***** GIVEN RECORDS

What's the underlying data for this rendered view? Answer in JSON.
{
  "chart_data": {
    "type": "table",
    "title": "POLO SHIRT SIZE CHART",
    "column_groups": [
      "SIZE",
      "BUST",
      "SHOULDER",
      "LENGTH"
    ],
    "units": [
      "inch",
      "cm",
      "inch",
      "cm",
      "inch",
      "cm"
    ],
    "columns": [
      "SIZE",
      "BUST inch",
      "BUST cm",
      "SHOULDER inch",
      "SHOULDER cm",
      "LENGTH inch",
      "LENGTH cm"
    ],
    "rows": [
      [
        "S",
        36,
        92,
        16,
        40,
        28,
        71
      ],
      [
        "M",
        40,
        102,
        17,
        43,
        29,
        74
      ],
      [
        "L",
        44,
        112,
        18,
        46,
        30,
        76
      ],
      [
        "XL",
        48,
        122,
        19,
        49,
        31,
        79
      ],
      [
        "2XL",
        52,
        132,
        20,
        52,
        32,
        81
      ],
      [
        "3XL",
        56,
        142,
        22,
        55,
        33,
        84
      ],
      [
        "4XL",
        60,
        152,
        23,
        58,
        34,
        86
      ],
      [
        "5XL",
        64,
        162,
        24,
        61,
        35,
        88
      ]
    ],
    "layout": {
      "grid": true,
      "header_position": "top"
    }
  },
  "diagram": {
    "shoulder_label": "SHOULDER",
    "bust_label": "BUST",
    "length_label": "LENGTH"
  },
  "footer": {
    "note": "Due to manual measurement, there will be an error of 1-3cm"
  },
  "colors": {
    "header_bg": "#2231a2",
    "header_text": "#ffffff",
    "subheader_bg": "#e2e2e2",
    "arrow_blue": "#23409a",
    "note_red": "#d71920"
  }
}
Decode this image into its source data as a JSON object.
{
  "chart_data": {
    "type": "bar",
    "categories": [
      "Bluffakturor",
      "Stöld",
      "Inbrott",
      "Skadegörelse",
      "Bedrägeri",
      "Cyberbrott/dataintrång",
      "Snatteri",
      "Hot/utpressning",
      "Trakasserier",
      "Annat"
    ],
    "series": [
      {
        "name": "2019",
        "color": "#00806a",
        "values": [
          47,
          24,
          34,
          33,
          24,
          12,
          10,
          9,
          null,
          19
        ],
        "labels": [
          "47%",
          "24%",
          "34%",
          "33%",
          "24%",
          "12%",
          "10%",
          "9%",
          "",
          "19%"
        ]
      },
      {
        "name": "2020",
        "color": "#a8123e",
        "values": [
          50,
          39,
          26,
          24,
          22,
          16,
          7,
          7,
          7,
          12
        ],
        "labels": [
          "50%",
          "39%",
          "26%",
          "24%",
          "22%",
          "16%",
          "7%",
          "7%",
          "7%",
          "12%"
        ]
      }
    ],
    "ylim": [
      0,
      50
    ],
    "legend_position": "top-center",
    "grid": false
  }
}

**********

TO BE DONE — Work out how many lines in the entries hold the string "SHOULDER". Your answer should consist solely of that number.

SOLUTION — 4